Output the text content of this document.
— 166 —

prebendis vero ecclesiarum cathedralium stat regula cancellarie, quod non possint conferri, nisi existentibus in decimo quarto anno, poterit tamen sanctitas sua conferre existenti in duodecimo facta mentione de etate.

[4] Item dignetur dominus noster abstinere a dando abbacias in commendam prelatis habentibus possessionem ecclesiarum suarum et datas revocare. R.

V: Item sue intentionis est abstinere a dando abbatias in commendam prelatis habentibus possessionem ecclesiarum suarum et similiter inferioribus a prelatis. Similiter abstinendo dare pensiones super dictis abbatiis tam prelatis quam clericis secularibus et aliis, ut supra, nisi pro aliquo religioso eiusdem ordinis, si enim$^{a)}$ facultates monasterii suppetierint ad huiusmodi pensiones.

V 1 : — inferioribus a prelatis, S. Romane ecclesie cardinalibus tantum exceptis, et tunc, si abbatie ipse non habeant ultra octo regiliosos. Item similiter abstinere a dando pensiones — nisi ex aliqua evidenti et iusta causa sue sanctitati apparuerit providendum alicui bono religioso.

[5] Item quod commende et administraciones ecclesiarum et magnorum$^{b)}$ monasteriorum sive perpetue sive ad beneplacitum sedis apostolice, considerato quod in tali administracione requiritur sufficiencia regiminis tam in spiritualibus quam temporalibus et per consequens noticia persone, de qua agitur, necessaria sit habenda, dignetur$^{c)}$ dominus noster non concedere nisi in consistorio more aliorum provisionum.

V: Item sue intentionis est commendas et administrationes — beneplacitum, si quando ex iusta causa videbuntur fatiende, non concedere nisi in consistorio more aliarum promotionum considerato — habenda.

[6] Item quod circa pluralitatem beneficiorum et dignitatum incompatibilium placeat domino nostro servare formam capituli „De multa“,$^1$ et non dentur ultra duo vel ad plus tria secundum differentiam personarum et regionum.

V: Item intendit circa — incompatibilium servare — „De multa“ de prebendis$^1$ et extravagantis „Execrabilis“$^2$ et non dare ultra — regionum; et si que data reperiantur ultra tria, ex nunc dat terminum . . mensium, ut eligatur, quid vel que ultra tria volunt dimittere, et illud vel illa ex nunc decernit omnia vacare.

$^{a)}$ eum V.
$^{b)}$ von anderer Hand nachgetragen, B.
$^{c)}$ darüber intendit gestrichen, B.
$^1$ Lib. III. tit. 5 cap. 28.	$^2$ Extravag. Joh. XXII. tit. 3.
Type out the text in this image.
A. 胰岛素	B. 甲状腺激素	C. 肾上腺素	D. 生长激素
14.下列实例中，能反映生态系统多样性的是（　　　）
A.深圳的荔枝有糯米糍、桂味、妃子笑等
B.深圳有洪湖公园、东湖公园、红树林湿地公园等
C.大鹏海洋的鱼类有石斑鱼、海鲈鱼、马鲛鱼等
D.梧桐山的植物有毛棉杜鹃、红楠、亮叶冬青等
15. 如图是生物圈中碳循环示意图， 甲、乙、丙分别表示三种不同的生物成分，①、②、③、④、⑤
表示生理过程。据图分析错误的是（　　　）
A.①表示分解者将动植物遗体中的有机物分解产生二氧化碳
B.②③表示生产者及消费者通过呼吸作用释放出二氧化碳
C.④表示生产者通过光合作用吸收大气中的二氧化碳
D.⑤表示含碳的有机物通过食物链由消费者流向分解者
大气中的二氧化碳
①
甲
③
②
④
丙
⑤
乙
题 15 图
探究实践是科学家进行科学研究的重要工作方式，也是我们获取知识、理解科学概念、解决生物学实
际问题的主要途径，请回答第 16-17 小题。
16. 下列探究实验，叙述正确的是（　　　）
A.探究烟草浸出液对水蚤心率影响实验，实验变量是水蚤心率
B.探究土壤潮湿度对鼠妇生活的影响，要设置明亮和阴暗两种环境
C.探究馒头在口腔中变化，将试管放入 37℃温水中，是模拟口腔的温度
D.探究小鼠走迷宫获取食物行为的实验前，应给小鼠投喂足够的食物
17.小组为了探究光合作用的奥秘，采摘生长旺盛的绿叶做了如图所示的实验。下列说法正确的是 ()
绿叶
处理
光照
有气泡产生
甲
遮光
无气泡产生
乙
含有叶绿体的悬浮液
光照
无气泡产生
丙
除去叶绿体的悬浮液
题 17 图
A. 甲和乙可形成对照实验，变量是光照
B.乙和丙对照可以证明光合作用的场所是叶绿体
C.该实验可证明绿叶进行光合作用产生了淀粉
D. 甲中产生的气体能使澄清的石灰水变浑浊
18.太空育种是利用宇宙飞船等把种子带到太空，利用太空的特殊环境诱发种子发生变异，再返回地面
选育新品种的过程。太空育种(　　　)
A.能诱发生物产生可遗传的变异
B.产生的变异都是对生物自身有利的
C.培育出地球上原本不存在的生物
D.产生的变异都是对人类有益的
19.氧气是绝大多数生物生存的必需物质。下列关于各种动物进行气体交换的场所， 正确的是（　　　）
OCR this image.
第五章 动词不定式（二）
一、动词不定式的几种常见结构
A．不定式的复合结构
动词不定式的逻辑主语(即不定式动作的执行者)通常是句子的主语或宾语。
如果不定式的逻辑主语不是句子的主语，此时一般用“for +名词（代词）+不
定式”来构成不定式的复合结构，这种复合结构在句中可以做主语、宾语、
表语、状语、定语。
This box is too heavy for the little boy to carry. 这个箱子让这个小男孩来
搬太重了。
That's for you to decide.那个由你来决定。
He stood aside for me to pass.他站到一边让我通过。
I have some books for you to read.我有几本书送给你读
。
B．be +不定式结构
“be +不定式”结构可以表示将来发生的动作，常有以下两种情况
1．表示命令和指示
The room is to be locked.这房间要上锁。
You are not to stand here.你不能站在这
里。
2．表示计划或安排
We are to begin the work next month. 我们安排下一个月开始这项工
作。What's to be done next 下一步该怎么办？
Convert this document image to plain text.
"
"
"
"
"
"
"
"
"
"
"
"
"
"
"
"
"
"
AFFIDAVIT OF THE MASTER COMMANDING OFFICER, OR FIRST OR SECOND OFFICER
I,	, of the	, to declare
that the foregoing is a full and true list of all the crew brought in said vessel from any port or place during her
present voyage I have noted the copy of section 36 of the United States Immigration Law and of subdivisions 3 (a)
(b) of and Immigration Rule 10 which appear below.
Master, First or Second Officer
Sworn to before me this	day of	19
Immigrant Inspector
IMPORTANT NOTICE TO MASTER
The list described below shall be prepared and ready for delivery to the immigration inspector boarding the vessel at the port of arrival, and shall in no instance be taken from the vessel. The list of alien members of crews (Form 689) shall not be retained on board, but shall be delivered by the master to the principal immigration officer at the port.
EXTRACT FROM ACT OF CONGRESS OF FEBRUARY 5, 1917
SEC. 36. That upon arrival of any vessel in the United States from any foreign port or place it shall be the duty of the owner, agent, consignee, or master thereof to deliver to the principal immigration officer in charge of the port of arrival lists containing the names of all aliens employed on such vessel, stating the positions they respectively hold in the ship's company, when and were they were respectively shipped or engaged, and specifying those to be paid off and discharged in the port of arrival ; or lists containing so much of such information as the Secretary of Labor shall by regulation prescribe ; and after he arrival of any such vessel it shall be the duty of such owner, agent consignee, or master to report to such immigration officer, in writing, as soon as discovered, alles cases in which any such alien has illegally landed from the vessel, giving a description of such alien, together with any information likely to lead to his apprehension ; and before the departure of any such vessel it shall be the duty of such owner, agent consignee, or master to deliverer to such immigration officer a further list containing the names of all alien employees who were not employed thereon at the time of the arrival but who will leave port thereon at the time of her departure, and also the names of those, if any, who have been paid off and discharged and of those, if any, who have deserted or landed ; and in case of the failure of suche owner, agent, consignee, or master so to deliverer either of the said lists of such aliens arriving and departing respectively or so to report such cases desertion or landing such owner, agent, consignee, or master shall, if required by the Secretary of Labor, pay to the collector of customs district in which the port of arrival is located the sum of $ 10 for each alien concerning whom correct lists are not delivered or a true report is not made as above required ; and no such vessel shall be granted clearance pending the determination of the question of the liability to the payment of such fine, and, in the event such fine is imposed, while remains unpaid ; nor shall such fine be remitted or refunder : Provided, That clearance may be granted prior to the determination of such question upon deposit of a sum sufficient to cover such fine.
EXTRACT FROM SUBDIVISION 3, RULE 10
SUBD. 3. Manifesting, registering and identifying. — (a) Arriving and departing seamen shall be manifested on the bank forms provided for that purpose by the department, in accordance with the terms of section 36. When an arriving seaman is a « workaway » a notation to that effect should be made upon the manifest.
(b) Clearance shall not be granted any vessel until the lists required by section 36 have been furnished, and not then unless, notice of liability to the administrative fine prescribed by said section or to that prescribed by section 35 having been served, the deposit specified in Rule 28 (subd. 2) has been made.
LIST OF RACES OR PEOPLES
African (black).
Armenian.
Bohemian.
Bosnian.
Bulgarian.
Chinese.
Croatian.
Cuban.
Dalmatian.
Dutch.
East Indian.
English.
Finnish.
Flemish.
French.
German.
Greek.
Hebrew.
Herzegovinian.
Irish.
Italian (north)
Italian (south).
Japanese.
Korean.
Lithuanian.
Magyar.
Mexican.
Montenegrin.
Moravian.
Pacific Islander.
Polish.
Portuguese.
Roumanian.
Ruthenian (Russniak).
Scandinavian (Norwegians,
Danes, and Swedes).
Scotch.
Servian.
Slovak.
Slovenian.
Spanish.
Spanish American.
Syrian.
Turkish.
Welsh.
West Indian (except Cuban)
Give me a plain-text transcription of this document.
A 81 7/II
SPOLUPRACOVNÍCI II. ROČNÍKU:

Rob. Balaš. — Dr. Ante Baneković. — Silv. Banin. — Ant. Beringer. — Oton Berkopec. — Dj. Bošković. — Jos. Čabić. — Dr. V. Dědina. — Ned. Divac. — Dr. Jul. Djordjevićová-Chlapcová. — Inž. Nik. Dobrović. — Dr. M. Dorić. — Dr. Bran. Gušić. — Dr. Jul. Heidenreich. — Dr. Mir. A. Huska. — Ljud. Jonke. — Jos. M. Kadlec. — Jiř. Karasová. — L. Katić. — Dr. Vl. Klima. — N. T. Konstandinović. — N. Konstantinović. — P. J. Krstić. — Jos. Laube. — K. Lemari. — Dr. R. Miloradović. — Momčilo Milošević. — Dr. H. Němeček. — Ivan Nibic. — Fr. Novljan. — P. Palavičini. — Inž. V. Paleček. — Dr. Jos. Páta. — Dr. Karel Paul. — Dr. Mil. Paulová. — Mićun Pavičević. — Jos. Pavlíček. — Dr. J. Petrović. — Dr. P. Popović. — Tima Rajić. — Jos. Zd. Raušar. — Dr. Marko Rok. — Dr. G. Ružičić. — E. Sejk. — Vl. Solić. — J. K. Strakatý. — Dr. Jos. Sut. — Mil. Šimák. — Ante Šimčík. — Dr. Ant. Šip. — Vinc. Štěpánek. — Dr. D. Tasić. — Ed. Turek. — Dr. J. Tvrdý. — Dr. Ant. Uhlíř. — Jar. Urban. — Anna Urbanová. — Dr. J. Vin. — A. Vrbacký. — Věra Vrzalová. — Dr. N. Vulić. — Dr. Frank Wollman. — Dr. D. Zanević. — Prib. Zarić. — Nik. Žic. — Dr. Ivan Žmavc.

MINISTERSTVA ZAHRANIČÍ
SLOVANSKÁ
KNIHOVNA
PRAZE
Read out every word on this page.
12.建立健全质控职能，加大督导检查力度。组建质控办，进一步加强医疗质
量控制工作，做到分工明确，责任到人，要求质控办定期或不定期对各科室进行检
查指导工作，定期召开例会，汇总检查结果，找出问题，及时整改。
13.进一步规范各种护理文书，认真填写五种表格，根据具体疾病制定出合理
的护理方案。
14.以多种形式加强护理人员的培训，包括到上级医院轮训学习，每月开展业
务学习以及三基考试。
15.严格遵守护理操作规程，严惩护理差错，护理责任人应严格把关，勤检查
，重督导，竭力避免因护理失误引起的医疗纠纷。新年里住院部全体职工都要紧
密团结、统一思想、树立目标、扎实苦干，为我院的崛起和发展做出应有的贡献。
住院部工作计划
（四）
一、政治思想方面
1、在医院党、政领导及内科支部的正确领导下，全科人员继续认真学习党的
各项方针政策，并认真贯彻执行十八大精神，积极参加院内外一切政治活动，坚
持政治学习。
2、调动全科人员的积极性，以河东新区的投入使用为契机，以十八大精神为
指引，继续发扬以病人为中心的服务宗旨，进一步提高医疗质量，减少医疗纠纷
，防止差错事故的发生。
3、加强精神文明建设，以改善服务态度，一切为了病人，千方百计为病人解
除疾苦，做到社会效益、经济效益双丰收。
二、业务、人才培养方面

▶ _Problem description_:
All lines from the line containing "Read out every word on this page." through the end of the listing above are to be duplicated exactly; include both ends and nothing further.

▶ _In response_:
Read out every word on this page.
12.建立健全质控职能，加大督导检查力度。组建质控办，进一步加强医疗质
量控制工作，做到分工明确，责任到人，要求质控办定期或不定期对各科室进行检
查指导工作，定期召开例会，汇总检查结果，找出问题，及时整改。
13.进一步规范各种护理文书，认真填写五种表格，根据具体疾病制定出合理
的护理方案。
14.以多种形式加强护理人员的培训，包括到上级医院轮训学习，每月开展业
务学习以及三基考试。
15.严格遵守护理操作规程，严惩护理差错，护理责任人应严格把关，勤检查
，重督导，竭力避免因护理失误引起的医疗纠纷。新年里住院部全体职工都要紧
密团结、统一思想、树立目标、扎实苦干，为我院的崛起和发展做出应有的贡献。
住院部工作计划
（四）
一、政治思想方面
1、在医院党、政领导及内科支部的正确领导下，全科人员继续认真学习党的
各项方针政策，并认真贯彻执行十八大精神，积极参加院内外一切政治活动，坚
持政治学习。
2、调动全科人员的积极性，以河东新区的投入使用为契机，以十八大精神为
指引，继续发扬以病人为中心的服务宗旨，进一步提高医疗质量，减少医疗纠纷
，防止差错事故的发生。
3、加强精神文明建设，以改善服务态度，一切为了病人，千方百计为病人解
除疾苦，做到社会效益、经济效益双丰收。
二、业务、人才培养方面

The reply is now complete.